» TASK DESCRIPTION: Identify all lines in the listing that include the word "JSON", and copy them out.

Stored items
· · · · · · ·

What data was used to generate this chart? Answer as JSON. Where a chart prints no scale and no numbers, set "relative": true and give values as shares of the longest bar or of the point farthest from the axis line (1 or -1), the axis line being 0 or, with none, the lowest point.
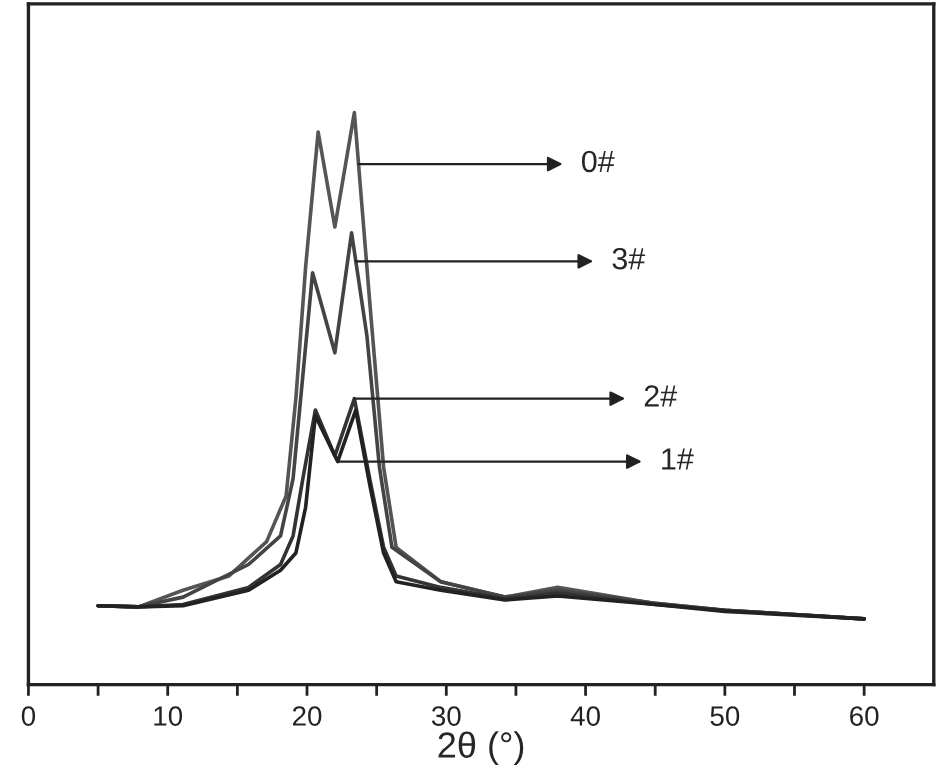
{
  "chart_data": {
    "type": "line",
    "relative": true,
    "xlabel": "2θ (°)",
    "xlim": [
      0,
      65
    ],
    "xticks": [
      0,
      {
        "value": 5,
        "label": null
      },
      10,
      {
        "value": 15,
        "label": null
      },
      20,
      {
        "value": 25,
        "label": null
      },
      30,
      {
        "value": 35,
        "label": null
      },
      40,
      {
        "value": 45,
        "label": null
      },
      50,
      {
        "value": 55,
        "label": null
      },
      60
    ],
    "grid": false,
    "legend": false,
    "marker": "none",
    "line_style": "solid",
    "series": [
      {
        "color": "#555555",
        "x": [
          5.0,
          7.9,
          11.1,
          14.4,
          17.1,
          18.5,
          19.2,
          19.9,
          20.8,
          22.0,
          23.4,
          24.5,
          25.5,
          26.4,
          29.6,
          34.2,
          38.0,
          45.0,
          50.0,
          60.0
        ],
        "values": [
          0.138,
          0.136,
          0.165,
          0.19,
          0.25,
          0.33,
          0.5,
          0.73,
          0.966,
          0.8,
          1.0,
          0.67,
          0.38,
          0.24,
          0.18,
          0.153,
          0.17,
          0.142,
          0.13,
          0.115
        ]
      },
      {
        "color": "#444444",
        "x": [
          5.0,
          7.9,
          11.1,
          15.8,
          18.1,
          19.0,
          19.7,
          20.4,
          22.0,
          23.2,
          24.3,
          25.2,
          26.1,
          29.6,
          34.2,
          38.0,
          45.0,
          50.0,
          60.0
        ],
        "values": [
          0.138,
          0.136,
          0.153,
          0.21,
          0.26,
          0.36,
          0.54,
          0.72,
          0.58,
          0.79,
          0.61,
          0.38,
          0.24,
          0.18,
          0.153,
          0.165,
          0.142,
          0.13,
          0.115
        ]
      },
      {
        "color": "#333333",
        "x": [
          5.0,
          7.9,
          11.1,
          15.8,
          18.1,
          19.0,
          19.7,
          20.6,
          22.0,
          23.4,
          24.5,
          25.5,
          26.4,
          29.6,
          34.2,
          38.0,
          45.0,
          50.0,
          60.0
        ],
        "values": [
          0.138,
          0.136,
          0.14,
          0.17,
          0.21,
          0.26,
          0.36,
          0.48,
          0.4,
          0.5,
          0.36,
          0.24,
          0.19,
          0.17,
          0.15,
          0.16,
          0.14,
          0.13,
          0.115
        ]
      },
      {
        "color": "#222222",
        "x": [
          5.0,
          7.9,
          11.1,
          15.8,
          18.1,
          19.2,
          19.9,
          20.6,
          22.2,
          23.5,
          24.5,
          25.5,
          26.4,
          29.6,
          34.2,
          38.0,
          45.0,
          50.0,
          60.0
        ],
        "values": [
          0.138,
          0.136,
          0.138,
          0.165,
          0.2,
          0.23,
          0.31,
          0.47,
          0.39,
          0.48,
          0.35,
          0.23,
          0.18,
          0.165,
          0.148,
          0.155,
          0.14,
          0.128,
          0.115
        ]
      }
    ],
    "annotations": [
      {
        "text": "0#",
        "x": 23.7,
        "y": 0.91
      },
      {
        "text": "3#",
        "x": 23.5,
        "y": 0.74
      },
      {
        "text": "2#",
        "x": 23.4,
        "y": 0.5
      },
      {
        "text": "1#",
        "x": 22.2,
        "y": 0.39
      }
    ]
  }
}
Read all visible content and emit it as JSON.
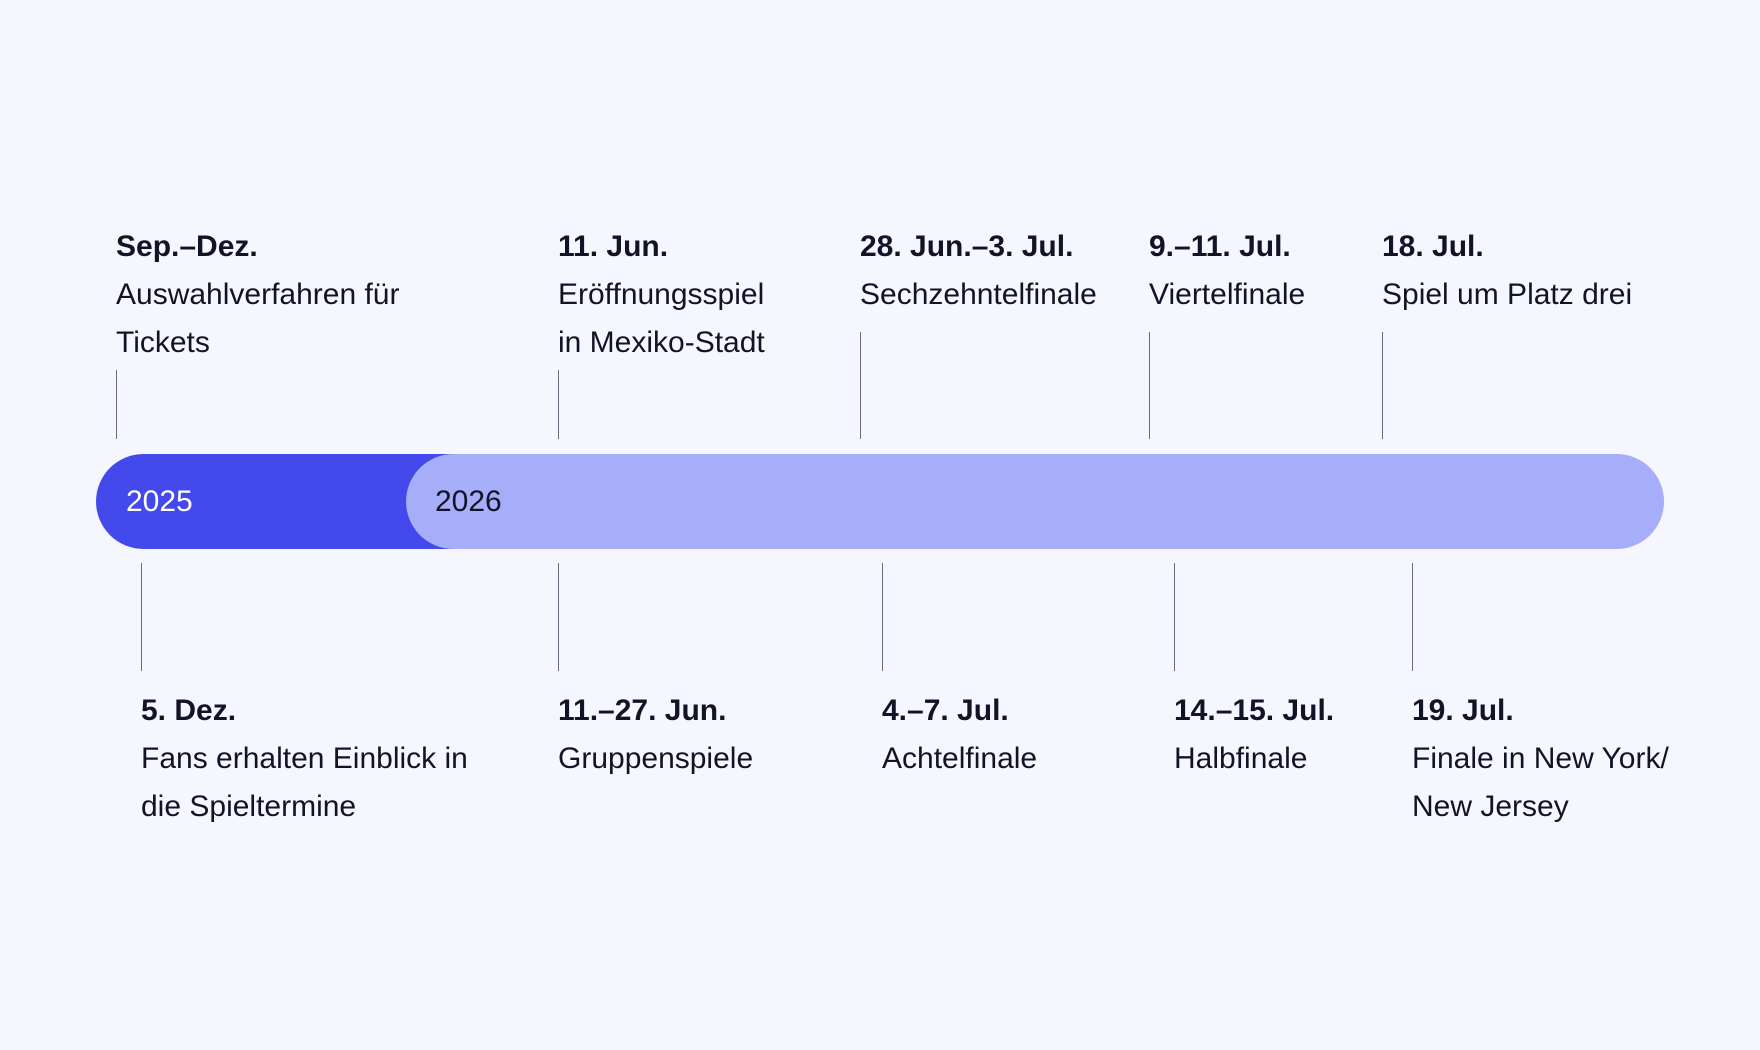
{
  "colors": {
    "year_2025": "#4349ea",
    "year_2026": "#a6aefa",
    "background": "#f5f6fe"
  },
  "years": [
    "2025",
    "2026"
  ],
  "top_events": [
    {
      "date": "Sep.–Dez.",
      "lines": [
        "Auswahlverfahren für",
        "Tickets"
      ]
    },
    {
      "date": "11. Jun.",
      "lines": [
        "Eröffnungsspiel",
        "in Mexiko-Stadt"
      ]
    },
    {
      "date": "28. Jun.–3. Jul.",
      "lines": [
        "Sechzehntelfinale"
      ]
    },
    {
      "date": "9.–11. Jul.",
      "lines": [
        "Viertelfinale"
      ]
    },
    {
      "date": "18. Jul.",
      "lines": [
        "Spiel um Platz drei"
      ]
    }
  ],
  "bottom_events": [
    {
      "date": "5. Dez.",
      "lines": [
        "Fans erhalten Einblick in",
        "die Spieltermine"
      ]
    },
    {
      "date": "11.–27. Jun.",
      "lines": [
        "Gruppenspiele"
      ]
    },
    {
      "date": "4.–7. Jul.",
      "lines": [
        "Achtelfinale"
      ]
    },
    {
      "date": "14.–15. Jul.",
      "lines": [
        "Halbfinale"
      ]
    },
    {
      "date": "19. Jul.",
      "lines": [
        "Finale in New York/",
        "New Jersey"
      ]
    }
  ]
}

· · · · · · ·

» TASK OUTPUT:
What data was used to generate this chart? Answer as JSON. Where a chart prints no scale and no numbers, set "relative": true and give values as shares of the longest bar or of the point farthest from the axis line (1 or -1), the axis line being 0 or, with none, the lowest point.
Read all visible content and emit it as JSON.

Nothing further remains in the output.